====== TASK INPUTS ======

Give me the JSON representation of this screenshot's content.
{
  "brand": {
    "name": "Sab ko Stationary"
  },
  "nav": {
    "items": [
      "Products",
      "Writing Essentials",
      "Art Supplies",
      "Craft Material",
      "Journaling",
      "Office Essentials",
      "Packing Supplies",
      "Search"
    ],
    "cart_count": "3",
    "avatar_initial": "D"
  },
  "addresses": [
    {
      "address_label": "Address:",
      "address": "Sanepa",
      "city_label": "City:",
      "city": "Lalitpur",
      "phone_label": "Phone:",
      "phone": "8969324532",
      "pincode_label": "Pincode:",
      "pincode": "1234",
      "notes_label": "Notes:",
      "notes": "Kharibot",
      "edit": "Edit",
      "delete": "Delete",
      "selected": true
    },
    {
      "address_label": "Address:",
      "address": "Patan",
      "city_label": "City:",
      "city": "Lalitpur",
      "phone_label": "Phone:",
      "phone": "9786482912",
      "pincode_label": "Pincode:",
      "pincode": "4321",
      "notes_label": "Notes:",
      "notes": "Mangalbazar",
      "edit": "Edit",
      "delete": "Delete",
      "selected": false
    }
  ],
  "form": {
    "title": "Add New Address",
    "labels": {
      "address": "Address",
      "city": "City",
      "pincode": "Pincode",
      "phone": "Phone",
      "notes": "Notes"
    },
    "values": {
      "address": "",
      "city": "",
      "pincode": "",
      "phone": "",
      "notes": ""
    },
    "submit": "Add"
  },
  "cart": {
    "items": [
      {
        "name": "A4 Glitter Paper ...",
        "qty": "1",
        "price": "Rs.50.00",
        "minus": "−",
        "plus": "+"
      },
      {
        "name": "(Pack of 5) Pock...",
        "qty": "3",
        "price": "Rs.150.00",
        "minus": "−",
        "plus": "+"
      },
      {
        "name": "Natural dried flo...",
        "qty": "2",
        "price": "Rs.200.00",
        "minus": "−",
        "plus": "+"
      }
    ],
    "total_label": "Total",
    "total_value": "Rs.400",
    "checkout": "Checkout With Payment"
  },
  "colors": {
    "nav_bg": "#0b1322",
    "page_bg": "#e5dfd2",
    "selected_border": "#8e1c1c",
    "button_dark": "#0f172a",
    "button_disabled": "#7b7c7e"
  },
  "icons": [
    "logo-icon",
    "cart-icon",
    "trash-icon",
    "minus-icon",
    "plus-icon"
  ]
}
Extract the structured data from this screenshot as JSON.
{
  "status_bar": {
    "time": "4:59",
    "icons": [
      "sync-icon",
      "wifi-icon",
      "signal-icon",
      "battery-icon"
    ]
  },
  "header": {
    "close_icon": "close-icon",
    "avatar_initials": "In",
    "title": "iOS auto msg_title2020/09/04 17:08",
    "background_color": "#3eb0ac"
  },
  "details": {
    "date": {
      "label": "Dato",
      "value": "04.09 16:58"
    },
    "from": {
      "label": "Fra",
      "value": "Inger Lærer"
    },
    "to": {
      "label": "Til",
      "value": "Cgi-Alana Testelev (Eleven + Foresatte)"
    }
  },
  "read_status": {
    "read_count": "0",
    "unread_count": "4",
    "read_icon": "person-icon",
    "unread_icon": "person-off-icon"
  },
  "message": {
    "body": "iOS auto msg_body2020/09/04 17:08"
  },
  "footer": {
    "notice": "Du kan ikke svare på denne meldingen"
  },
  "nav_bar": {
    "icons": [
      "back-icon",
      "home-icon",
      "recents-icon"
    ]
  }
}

======

• WHAT TO WORK ON: Search the records for the word "screenshot" and copy every line where it occurs.

• THE REPLY:
Give me the JSON representation of this screenshot's content.
Extract the structured data from this screenshot as JSON.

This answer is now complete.